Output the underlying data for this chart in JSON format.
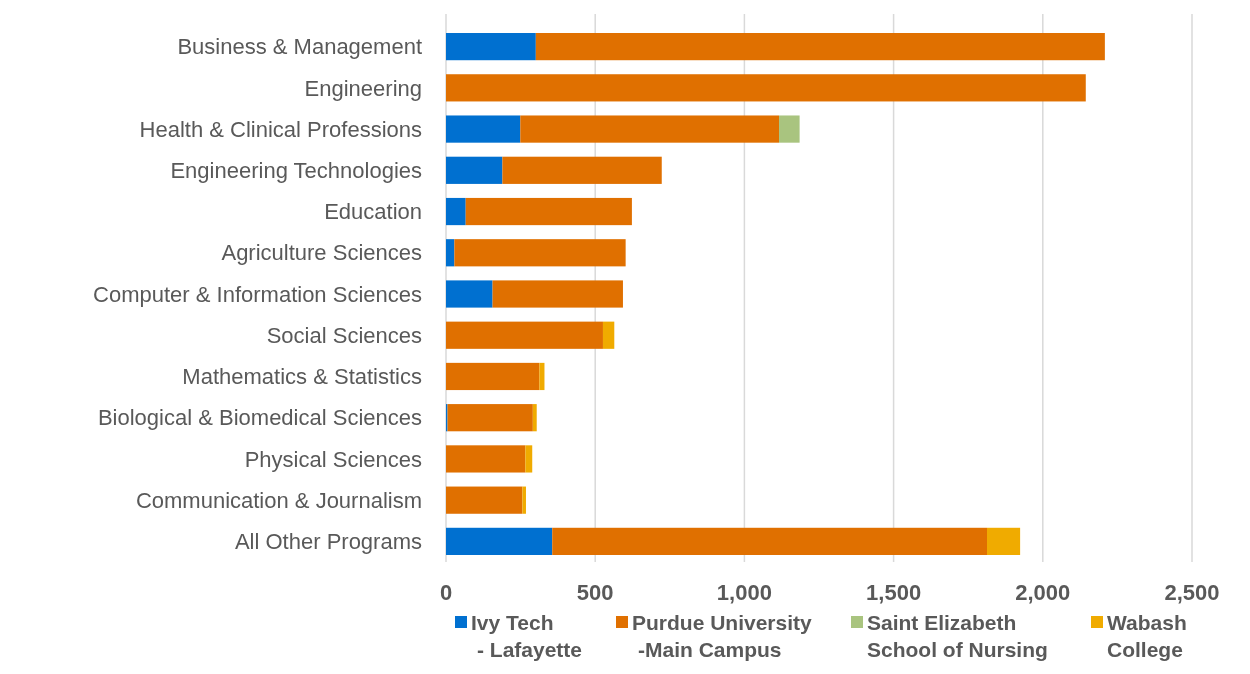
{
  "chart_data": {
    "type": "bar",
    "orientation": "horizontal",
    "stacked": true,
    "categories": [
      "Business & Management",
      "Engineering",
      "Health & Clinical Professions",
      "Engineering Technologies",
      "Education",
      "Agriculture Sciences",
      "Computer & Information Sciences",
      "Social Sciences",
      "Mathematics & Statistics",
      "Biological & Biomedical Sciences",
      "Physical Sciences",
      "Communication & Journalism",
      "All Other Programs"
    ],
    "series": [
      {
        "name": "Ivy Tech\n- Lafayette",
        "color": "#0070d0",
        "values": [
          301,
          null,
          249,
          189,
          66,
          28,
          156,
          null,
          null,
          5,
          null,
          null,
          356
        ]
      },
      {
        "name": "Purdue University\n-Main Campus",
        "color": "#e07000",
        "values": [
          1907,
          2144,
          867,
          534,
          557,
          574,
          437,
          526,
          313,
          286,
          266,
          256,
          1457
        ]
      },
      {
        "name": "Saint Elizabeth\nSchool of Nursing",
        "color": "#a9c47f",
        "values": [
          null,
          null,
          69,
          null,
          null,
          null,
          null,
          null,
          null,
          null,
          null,
          null,
          null
        ]
      },
      {
        "name": "Wabash\nCollege",
        "color": "#f0ab00",
        "values": [
          null,
          null,
          null,
          null,
          null,
          null,
          null,
          38,
          17,
          13,
          23,
          12,
          111
        ]
      }
    ],
    "xlim": [
      0,
      2500
    ],
    "xticks": [
      0,
      {
        "value": 500,
        "label": "500"
      },
      {
        "value": 1000,
        "label": "1,000"
      },
      {
        "value": 1500,
        "label": "1,500"
      },
      {
        "value": 2000,
        "label": "2,000"
      },
      {
        "value": 2500,
        "label": "2,500"
      }
    ],
    "grid": "x",
    "legend": "bottom"
  }
}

**EXERCISE OBJECTIVE:**
Except for the pictures, reproduce every line exactly.

**SOLUTION TO THE EXERCISE:**
Output the underlying data for this chart in JSON format.
{
  "chart_data": {
    "type": "bar",
    "orientation": "horizontal",
    "stacked": true,
    "categories": [
      "Business & Management",
      "Engineering",
      "Health & Clinical Professions",
      "Engineering Technologies",
      "Education",
      "Agriculture Sciences",
      "Computer & Information Sciences",
      "Social Sciences",
      "Mathematics & Statistics",
      "Biological & Biomedical Sciences",
      "Physical Sciences",
      "Communication & Journalism",
      "All Other Programs"
    ],
    "series": [
      {
        "name": "Ivy Tech\n- Lafayette",
        "color": "#0070d0",
        "values": [
          301,
          null,
          249,
          189,
          66,
          28,
          156,
          null,
          null,
          5,
          null,
          null,
          356
        ]
      },
      {
        "name": "Purdue University\n-Main Campus",
        "color": "#e07000",
        "values": [
          1907,
          2144,
          867,
          534,
          557,
          574,
          437,
          526,
          313,
          286,
          266,
          256,
          1457
        ]
      },
      {
        "name": "Saint Elizabeth\nSchool of Nursing",
        "color": "#a9c47f",
        "values": [
          null,
          null,
          69,
          null,
          null,
          null,
          null,
          null,
          null,
          null,
          null,
          null,
          null
        ]
      },
      {
        "name": "Wabash\nCollege",
        "color": "#f0ab00",
        "values": [
          null,
          null,
          null,
          null,
          null,
          null,
          null,
          38,
          17,
          13,
          23,
          12,
          111
        ]
      }
    ],
    "xlim": [
      0,
      2500
    ],
    "xticks": [
      0,
      {
        "value": 500,
        "label": "500"
      },
      {
        "value": 1000,
        "label": "1,000"
      },
      {
        "value": 1500,
        "label": "1,500"
      },
      {
        "value": 2000,
        "label": "2,000"
      },
      {
        "value": 2500,
        "label": "2,500"
      }
    ],
    "grid": "x",
    "legend": "bottom"
  }
}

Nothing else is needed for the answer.